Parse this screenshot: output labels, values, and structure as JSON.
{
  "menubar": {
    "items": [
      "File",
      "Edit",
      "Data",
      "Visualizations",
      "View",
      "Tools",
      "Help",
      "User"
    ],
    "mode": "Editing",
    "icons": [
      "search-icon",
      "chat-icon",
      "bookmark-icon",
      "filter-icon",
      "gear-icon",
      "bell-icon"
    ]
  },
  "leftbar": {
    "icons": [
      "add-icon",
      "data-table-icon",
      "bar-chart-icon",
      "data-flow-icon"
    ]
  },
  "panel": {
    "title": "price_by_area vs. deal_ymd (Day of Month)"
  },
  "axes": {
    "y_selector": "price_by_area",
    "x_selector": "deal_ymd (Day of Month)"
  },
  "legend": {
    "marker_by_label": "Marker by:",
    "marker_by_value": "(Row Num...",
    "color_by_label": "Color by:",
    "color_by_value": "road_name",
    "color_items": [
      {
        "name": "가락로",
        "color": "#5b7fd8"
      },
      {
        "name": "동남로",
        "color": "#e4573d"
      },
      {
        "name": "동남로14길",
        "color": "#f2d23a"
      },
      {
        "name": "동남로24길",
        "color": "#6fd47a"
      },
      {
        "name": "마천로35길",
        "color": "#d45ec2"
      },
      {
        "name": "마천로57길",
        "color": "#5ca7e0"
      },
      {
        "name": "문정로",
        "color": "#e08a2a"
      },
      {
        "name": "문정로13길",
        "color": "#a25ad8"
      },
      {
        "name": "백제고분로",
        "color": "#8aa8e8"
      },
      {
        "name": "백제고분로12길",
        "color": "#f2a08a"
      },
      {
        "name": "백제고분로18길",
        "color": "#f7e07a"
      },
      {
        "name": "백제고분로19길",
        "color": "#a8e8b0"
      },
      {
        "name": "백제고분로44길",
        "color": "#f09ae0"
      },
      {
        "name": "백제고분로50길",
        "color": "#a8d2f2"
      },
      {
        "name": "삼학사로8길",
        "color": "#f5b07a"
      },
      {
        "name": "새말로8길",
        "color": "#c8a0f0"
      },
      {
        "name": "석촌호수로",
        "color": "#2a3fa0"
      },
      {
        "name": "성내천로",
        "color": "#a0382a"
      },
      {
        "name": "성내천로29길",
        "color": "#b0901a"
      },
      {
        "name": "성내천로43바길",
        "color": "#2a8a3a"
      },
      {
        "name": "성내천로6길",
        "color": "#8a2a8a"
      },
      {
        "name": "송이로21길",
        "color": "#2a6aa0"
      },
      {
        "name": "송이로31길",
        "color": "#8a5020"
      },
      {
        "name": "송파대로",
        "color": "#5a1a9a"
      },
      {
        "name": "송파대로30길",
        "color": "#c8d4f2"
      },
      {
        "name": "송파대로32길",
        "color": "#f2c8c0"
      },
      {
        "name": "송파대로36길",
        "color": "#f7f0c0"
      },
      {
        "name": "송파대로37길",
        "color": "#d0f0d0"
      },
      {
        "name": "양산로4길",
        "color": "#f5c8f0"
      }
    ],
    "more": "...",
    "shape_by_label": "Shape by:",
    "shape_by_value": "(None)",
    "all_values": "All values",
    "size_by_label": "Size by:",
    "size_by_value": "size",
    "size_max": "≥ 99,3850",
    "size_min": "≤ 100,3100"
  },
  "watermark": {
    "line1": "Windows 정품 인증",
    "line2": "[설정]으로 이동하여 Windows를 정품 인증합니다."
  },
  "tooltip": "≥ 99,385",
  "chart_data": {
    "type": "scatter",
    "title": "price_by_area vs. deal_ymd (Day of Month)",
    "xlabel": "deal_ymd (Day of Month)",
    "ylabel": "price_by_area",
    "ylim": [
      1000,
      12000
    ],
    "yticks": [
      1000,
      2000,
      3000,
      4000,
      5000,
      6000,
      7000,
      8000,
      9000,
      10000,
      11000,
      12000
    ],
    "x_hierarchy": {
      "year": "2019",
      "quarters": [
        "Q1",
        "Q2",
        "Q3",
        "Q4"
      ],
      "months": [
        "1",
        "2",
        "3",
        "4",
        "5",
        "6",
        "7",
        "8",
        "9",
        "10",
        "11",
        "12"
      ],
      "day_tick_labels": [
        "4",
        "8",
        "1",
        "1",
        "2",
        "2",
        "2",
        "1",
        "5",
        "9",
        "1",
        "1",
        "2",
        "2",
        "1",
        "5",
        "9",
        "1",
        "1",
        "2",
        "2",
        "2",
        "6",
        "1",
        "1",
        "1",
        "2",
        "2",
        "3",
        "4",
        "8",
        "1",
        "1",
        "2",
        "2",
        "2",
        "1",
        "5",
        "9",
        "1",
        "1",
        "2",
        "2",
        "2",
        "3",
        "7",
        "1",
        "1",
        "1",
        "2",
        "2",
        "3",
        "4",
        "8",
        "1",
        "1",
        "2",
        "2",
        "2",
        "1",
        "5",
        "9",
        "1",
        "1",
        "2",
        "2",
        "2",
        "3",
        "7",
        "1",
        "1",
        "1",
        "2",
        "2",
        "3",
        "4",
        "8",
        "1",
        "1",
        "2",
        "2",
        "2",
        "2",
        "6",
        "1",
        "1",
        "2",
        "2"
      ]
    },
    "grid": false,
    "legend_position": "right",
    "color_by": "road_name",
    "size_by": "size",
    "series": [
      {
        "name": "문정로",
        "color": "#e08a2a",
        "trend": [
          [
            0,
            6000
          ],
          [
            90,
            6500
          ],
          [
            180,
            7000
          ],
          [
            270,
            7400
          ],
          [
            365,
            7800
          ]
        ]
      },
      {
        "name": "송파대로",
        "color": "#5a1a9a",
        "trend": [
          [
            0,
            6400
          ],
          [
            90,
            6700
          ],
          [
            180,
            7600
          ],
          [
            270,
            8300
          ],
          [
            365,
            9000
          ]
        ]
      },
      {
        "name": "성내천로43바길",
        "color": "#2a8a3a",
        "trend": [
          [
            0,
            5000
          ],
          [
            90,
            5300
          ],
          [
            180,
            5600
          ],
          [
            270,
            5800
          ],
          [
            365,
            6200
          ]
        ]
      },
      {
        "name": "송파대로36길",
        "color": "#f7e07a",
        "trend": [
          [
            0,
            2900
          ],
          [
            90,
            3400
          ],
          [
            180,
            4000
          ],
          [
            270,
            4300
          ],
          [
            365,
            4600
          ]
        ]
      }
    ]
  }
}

TASK: Each of the records should be retyped exactly.

EXPECTED OUTPUT:
Parse this screenshot: output labels, values, and structure as JSON.
{
  "menubar": {
    "items": [
      "File",
      "Edit",
      "Data",
      "Visualizations",
      "View",
      "Tools",
      "Help",
      "User"
    ],
    "mode": "Editing",
    "icons": [
      "search-icon",
      "chat-icon",
      "bookmark-icon",
      "filter-icon",
      "gear-icon",
      "bell-icon"
    ]
  },
  "leftbar": {
    "icons": [
      "add-icon",
      "data-table-icon",
      "bar-chart-icon",
      "data-flow-icon"
    ]
  },
  "panel": {
    "title": "price_by_area vs. deal_ymd (Day of Month)"
  },
  "axes": {
    "y_selector": "price_by_area",
    "x_selector": "deal_ymd (Day of Month)"
  },
  "legend": {
    "marker_by_label": "Marker by:",
    "marker_by_value": "(Row Num...",
    "color_by_label": "Color by:",
    "color_by_value": "road_name",
    "color_items": [
      {
        "name": "가락로",
        "color": "#5b7fd8"
      },
      {
        "name": "동남로",
        "color": "#e4573d"
      },
      {
        "name": "동남로14길",
        "color": "#f2d23a"
      },
      {
        "name": "동남로24길",
        "color": "#6fd47a"
      },
      {
        "name": "마천로35길",
        "color": "#d45ec2"
      },
      {
        "name": "마천로57길",
        "color": "#5ca7e0"
      },
      {
        "name": "문정로",
        "color": "#e08a2a"
      },
      {
        "name": "문정로13길",
        "color": "#a25ad8"
      },
      {
        "name": "백제고분로",
        "color": "#8aa8e8"
      },
      {
        "name": "백제고분로12길",
        "color": "#f2a08a"
      },
      {
        "name": "백제고분로18길",
        "color": "#f7e07a"
      },
      {
        "name": "백제고분로19길",
        "color": "#a8e8b0"
      },
      {
        "name": "백제고분로44길",
        "color": "#f09ae0"
      },
      {
        "name": "백제고분로50길",
        "color": "#a8d2f2"
      },
      {
        "name": "삼학사로8길",
        "color": "#f5b07a"
      },
      {
        "name": "새말로8길",
        "color": "#c8a0f0"
      },
      {
        "name": "석촌호수로",
        "color": "#2a3fa0"
      },
      {
        "name": "성내천로",
        "color": "#a0382a"
      },
      {
        "name": "성내천로29길",
        "color": "#b0901a"
      },
      {
        "name": "성내천로43바길",
        "color": "#2a8a3a"
      },
      {
        "name": "성내천로6길",
        "color": "#8a2a8a"
      },
      {
        "name": "송이로21길",
        "color": "#2a6aa0"
      },
      {
        "name": "송이로31길",
        "color": "#8a5020"
      },
      {
        "name": "송파대로",
        "color": "#5a1a9a"
      },
      {
        "name": "송파대로30길",
        "color": "#c8d4f2"
      },
      {
        "name": "송파대로32길",
        "color": "#f2c8c0"
      },
      {
        "name": "송파대로36길",
        "color": "#f7f0c0"
      },
      {
        "name": "송파대로37길",
        "color": "#d0f0d0"
      },
      {
        "name": "양산로4길",
        "color": "#f5c8f0"
      }
    ],
    "more": "...",
    "shape_by_label": "Shape by:",
    "shape_by_value": "(None)",
    "all_values": "All values",
    "size_by_label": "Size by:",
    "size_by_value": "size",
    "size_max": "≥ 99,3850",
    "size_min": "≤ 100,3100"
  },
  "watermark": {
    "line1": "Windows 정품 인증",
    "line2": "[설정]으로 이동하여 Windows를 정품 인증합니다."
  },
  "tooltip": "≥ 99,385",
  "chart_data": {
    "type": "scatter",
    "title": "price_by_area vs. deal_ymd (Day of Month)",
    "xlabel": "deal_ymd (Day of Month)",
    "ylabel": "price_by_area",
    "ylim": [
      1000,
      12000
    ],
    "yticks": [
      1000,
      2000,
      3000,
      4000,
      5000,
      6000,
      7000,
      8000,
      9000,
      10000,
      11000,
      12000
    ],
    "x_hierarchy": {
      "year": "2019",
      "quarters": [
        "Q1",
        "Q2",
        "Q3",
        "Q4"
      ],
      "months": [
        "1",
        "2",
        "3",
        "4",
        "5",
        "6",
        "7",
        "8",
        "9",
        "10",
        "11",
        "12"
      ],
      "day_tick_labels": [
        "4",
        "8",
        "1",
        "1",
        "2",
        "2",
        "2",
        "1",
        "5",
        "9",
        "1",
        "1",
        "2",
        "2",
        "1",
        "5",
        "9",
        "1",
        "1",
        "2",
        "2",
        "2",
        "6",
        "1",
        "1",
        "1",
        "2",
        "2",
        "3",
        "4",
        "8",
        "1",
        "1",
        "2",
        "2",
        "2",
        "1",
        "5",
        "9",
        "1",
        "1",
        "2",
        "2",
        "2",
        "3",
        "7",
        "1",
        "1",
        "1",
        "2",
        "2",
        "3",
        "4",
        "8",
        "1",
        "1",
        "2",
        "2",
        "2",
        "1",
        "5",
        "9",
        "1",
        "1",
        "2",
        "2",
        "2",
        "3",
        "7",
        "1",
        "1",
        "1",
        "2",
        "2",
        "3",
        "4",
        "8",
        "1",
        "1",
        "2",
        "2",
        "2",
        "2",
        "6",
        "1",
        "1",
        "2",
        "2"
      ]
    },
    "grid": false,
    "legend_position": "right",
    "color_by": "road_name",
    "size_by": "size",
    "series": [
      {
        "name": "문정로",
        "color": "#e08a2a",
        "trend": [
          [
            0,
            6000
          ],
          [
            90,
            6500
          ],
          [
            180,
            7000
          ],
          [
            270,
            7400
          ],
          [
            365,
            7800
          ]
        ]
      },
      {
        "name": "송파대로",
        "color": "#5a1a9a",
        "trend": [
          [
            0,
            6400
          ],
          [
            90,
            6700
          ],
          [
            180,
            7600
          ],
          [
            270,
            8300
          ],
          [
            365,
            9000
          ]
        ]
      },
      {
        "name": "성내천로43바길",
        "color": "#2a8a3a",
        "trend": [
          [
            0,
            5000
          ],
          [
            90,
            5300
          ],
          [
            180,
            5600
          ],
          [
            270,
            5800
          ],
          [
            365,
            6200
          ]
        ]
      },
      {
        "name": "송파대로36길",
        "color": "#f7e07a",
        "trend": [
          [
            0,
            2900
          ],
          [
            90,
            3400
          ],
          [
            180,
            4000
          ],
          [
            270,
            4300
          ],
          [
            365,
            4600
          ]
        ]
      }
    ]
  }
}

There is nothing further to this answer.